>> start Raw records

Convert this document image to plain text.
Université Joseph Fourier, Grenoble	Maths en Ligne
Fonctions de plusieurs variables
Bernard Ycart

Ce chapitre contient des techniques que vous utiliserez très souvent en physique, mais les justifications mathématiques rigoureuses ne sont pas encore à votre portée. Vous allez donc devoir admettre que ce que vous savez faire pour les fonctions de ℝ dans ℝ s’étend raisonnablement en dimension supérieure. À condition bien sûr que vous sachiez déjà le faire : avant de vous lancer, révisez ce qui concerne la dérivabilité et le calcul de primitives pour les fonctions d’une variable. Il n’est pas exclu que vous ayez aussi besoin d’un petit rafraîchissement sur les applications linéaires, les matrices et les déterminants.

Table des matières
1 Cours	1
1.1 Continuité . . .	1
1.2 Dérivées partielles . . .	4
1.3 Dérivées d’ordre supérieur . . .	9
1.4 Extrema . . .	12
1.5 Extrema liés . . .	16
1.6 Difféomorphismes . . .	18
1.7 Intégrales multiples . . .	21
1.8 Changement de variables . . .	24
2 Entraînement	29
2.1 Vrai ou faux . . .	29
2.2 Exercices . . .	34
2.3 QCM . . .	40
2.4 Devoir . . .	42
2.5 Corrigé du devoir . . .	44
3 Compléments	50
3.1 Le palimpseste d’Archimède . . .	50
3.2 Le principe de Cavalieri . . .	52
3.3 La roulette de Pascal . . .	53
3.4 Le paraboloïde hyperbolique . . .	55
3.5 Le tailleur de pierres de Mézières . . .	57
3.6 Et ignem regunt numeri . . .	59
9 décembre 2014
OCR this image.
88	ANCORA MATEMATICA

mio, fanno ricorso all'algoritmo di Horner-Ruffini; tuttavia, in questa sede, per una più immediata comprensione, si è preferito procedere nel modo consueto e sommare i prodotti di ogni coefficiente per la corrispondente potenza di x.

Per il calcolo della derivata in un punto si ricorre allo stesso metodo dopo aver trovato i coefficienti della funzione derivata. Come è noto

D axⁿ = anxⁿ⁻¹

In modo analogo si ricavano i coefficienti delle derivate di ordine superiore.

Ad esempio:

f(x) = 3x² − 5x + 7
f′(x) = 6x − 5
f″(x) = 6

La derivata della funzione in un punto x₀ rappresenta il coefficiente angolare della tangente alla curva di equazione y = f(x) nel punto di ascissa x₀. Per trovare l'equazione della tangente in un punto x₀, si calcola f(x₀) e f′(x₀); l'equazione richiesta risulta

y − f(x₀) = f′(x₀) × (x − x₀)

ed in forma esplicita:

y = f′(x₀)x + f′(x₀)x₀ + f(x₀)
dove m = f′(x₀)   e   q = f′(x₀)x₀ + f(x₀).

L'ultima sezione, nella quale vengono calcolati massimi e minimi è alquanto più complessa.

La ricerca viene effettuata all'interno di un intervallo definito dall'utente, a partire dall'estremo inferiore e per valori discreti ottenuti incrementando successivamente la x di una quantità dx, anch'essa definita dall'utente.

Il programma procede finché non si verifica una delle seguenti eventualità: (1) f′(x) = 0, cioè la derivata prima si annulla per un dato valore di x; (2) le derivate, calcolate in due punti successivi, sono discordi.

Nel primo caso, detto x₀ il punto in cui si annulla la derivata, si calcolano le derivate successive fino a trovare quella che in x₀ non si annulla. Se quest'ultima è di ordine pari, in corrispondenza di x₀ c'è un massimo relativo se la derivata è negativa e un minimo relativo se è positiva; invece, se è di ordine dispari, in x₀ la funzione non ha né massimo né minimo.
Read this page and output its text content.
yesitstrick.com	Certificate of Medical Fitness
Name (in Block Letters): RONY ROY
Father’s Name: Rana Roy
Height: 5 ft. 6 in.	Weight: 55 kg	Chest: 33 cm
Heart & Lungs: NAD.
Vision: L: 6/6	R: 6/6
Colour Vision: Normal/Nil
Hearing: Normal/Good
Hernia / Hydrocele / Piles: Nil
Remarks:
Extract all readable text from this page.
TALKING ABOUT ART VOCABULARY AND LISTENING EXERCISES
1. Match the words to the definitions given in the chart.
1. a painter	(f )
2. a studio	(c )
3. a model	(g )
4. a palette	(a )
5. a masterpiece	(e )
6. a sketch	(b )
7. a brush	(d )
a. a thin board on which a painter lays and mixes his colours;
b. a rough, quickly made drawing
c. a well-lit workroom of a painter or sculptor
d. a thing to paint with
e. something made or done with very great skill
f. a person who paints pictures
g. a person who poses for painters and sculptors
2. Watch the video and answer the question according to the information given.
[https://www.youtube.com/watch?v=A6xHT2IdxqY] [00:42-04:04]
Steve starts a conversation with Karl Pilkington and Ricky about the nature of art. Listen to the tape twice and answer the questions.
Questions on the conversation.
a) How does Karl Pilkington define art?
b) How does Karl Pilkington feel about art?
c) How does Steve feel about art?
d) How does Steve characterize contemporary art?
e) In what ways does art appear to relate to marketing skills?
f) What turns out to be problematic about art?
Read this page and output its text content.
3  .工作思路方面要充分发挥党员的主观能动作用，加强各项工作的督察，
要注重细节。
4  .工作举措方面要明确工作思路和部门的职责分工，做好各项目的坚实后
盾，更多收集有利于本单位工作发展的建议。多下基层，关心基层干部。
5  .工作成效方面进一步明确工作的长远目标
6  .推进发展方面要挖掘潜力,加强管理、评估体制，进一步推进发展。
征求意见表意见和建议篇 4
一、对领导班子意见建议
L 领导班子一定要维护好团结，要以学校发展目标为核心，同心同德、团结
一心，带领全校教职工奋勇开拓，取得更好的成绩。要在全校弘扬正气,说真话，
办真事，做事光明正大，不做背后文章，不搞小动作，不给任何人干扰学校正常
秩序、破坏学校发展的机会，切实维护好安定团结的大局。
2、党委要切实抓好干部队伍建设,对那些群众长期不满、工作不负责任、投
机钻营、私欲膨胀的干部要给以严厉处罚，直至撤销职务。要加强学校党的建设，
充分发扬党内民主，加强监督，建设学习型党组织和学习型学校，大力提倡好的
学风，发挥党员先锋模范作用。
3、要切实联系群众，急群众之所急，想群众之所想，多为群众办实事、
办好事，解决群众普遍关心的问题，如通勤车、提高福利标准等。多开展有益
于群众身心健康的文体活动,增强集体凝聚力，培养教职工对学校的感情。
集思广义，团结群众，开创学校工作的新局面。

>> end Raw records

Directions →
Output each entry precisely as given.

Exercise response →
Convert this document image to plain text.
Université Joseph Fourier, Grenoble	Maths en Ligne
Fonctions de plusieurs variables
Bernard Ycart

Ce chapitre contient des techniques que vous utiliserez très souvent en physique, mais les justifications mathématiques rigoureuses ne sont pas encore à votre portée. Vous allez donc devoir admettre que ce que vous savez faire pour les fonctions de ℝ dans ℝ s’étend raisonnablement en dimension supérieure. À condition bien sûr que vous sachiez déjà le faire : avant de vous lancer, révisez ce qui concerne la dérivabilité et le calcul de primitives pour les fonctions d’une variable. Il n’est pas exclu que vous ayez aussi besoin d’un petit rafraîchissement sur les applications linéaires, les matrices et les déterminants.

Table des matières
1 Cours	1
1.1 Continuité . . .	1
1.2 Dérivées partielles . . .	4
1.3 Dérivées d’ordre supérieur . . .	9
1.4 Extrema . . .	12
1.5 Extrema liés . . .	16
1.6 Difféomorphismes . . .	18
1.7 Intégrales multiples . . .	21
1.8 Changement de variables . . .	24
2 Entraînement	29
2.1 Vrai ou faux . . .	29
2.2 Exercices . . .	34
2.3 QCM . . .	40
2.4 Devoir . . .	42
2.5 Corrigé du devoir . . .	44
3 Compléments	50
3.1 Le palimpseste d’Archimède . . .	50
3.2 Le principe de Cavalieri . . .	52
3.3 La roulette de Pascal . . .	53
3.4 Le paraboloïde hyperbolique . . .	55
3.5 Le tailleur de pierres de Mézières . . .	57
3.6 Et ignem regunt numeri . . .	59
9 décembre 2014
OCR this image.
88	ANCORA MATEMATICA

mio, fanno ricorso all'algoritmo di Horner-Ruffini; tuttavia, in questa sede, per una più immediata comprensione, si è preferito procedere nel modo consueto e sommare i prodotti di ogni coefficiente per la corrispondente potenza di x.

Per il calcolo della derivata in un punto si ricorre allo stesso metodo dopo aver trovato i coefficienti della funzione derivata. Come è noto

D axⁿ = anxⁿ⁻¹

In modo analogo si ricavano i coefficienti delle derivate di ordine superiore.

Ad esempio:

f(x) = 3x² − 5x + 7
f′(x) = 6x − 5
f″(x) = 6

La derivata della funzione in un punto x₀ rappresenta il coefficiente angolare della tangente alla curva di equazione y = f(x) nel punto di ascissa x₀. Per trovare l'equazione della tangente in un punto x₀, si calcola f(x₀) e f′(x₀); l'equazione richiesta risulta

y − f(x₀) = f′(x₀) × (x − x₀)

ed in forma esplicita:

y = f′(x₀)x + f′(x₀)x₀ + f(x₀)
dove m = f′(x₀)   e   q = f′(x₀)x₀ + f(x₀).

L'ultima sezione, nella quale vengono calcolati massimi e minimi è alquanto più complessa.

La ricerca viene effettuata all'interno di un intervallo definito dall'utente, a partire dall'estremo inferiore e per valori discreti ottenuti incrementando successivamente la x di una quantità dx, anch'essa definita dall'utente.

Il programma procede finché non si verifica una delle seguenti eventualità: (1) f′(x) = 0, cioè la derivata prima si annulla per un dato valore di x; (2) le derivate, calcolate in due punti successivi, sono discordi.

Nel primo caso, detto x₀ il punto in cui si annulla la derivata, si calcolano le derivate successive fino a trovare quella che in x₀ non si annulla. Se quest'ultima è di ordine pari, in corrispondenza di x₀ c'è un massimo relativo se la derivata è negativa e un minimo relativo se è positiva; invece, se è di ordine dispari, in x₀ la funzione non ha né massimo né minimo.
Read this page and output its text content.
yesitstrick.com	Certificate of Medical Fitness
Name (in Block Letters): RONY ROY
Father’s Name: Rana Roy
Height: 5 ft. 6 in.	Weight: 55 kg	Chest: 33 cm
Heart & Lungs: NAD.
Vision: L: 6/6	R: 6/6
Colour Vision: Normal/Nil
Hearing: Normal/Good
Hernia / Hydrocele / Piles: Nil
Remarks:
Extract all readable text from this page.
TALKING ABOUT ART VOCABULARY AND LISTENING EXERCISES
1. Match the words to the definitions given in the chart.
1. a painter	(f )
2. a studio	(c )
3. a model	(g )
4. a palette	(a )
5. a masterpiece	(e )
6. a sketch	(b )
7. a brush	(d )
a. a thin board on which a painter lays and mixes his colours;
b. a rough, quickly made drawing
c. a well-lit workroom of a painter or sculptor
d. a thing to paint with
e. something made or done with very great skill
f. a person who paints pictures
g. a person who poses for painters and sculptors
2. Watch the video and answer the question according to the information given.
[https://www.youtube.com/watch?v=A6xHT2IdxqY] [00:42-04:04]
Steve starts a conversation with Karl Pilkington and Ricky about the nature of art. Listen to the tape twice and answer the questions.
Questions on the conversation.
a) How does Karl Pilkington define art?
b) How does Karl Pilkington feel about art?
c) How does Steve feel about art?
d) How does Steve characterize contemporary art?
e) In what ways does art appear to relate to marketing skills?
f) What turns out to be problematic about art?
Read this page and output its text content.
3  .工作思路方面要充分发挥党员的主观能动作用，加强各项工作的督察，
要注重细节。
4  .工作举措方面要明确工作思路和部门的职责分工，做好各项目的坚实后
盾，更多收集有利于本单位工作发展的建议。多下基层，关心基层干部。
5  .工作成效方面进一步明确工作的长远目标
6  .推进发展方面要挖掘潜力,加强管理、评估体制，进一步推进发展。
征求意见表意见和建议篇 4
一、对领导班子意见建议
L 领导班子一定要维护好团结，要以学校发展目标为核心，同心同德、团结
一心，带领全校教职工奋勇开拓，取得更好的成绩。要在全校弘扬正气,说真话，
办真事，做事光明正大，不做背后文章，不搞小动作，不给任何人干扰学校正常
秩序、破坏学校发展的机会，切实维护好安定团结的大局。
2、党委要切实抓好干部队伍建设,对那些群众长期不满、工作不负责任、投
机钻营、私欲膨胀的干部要给以严厉处罚，直至撤销职务。要加强学校党的建设，
充分发扬党内民主，加强监督，建设学习型党组织和学习型学校，大力提倡好的
学风，发挥党员先锋模范作用。
3、要切实联系群众，急群众之所急，想群众之所想，多为群众办实事、
办好事，解决群众普遍关心的问题，如通勤车、提高福利标准等。多开展有益
于群众身心健康的文体活动,增强集体凝聚力，培养教职工对学校的感情。
集思广义，团结群众，开创学校工作的新局面。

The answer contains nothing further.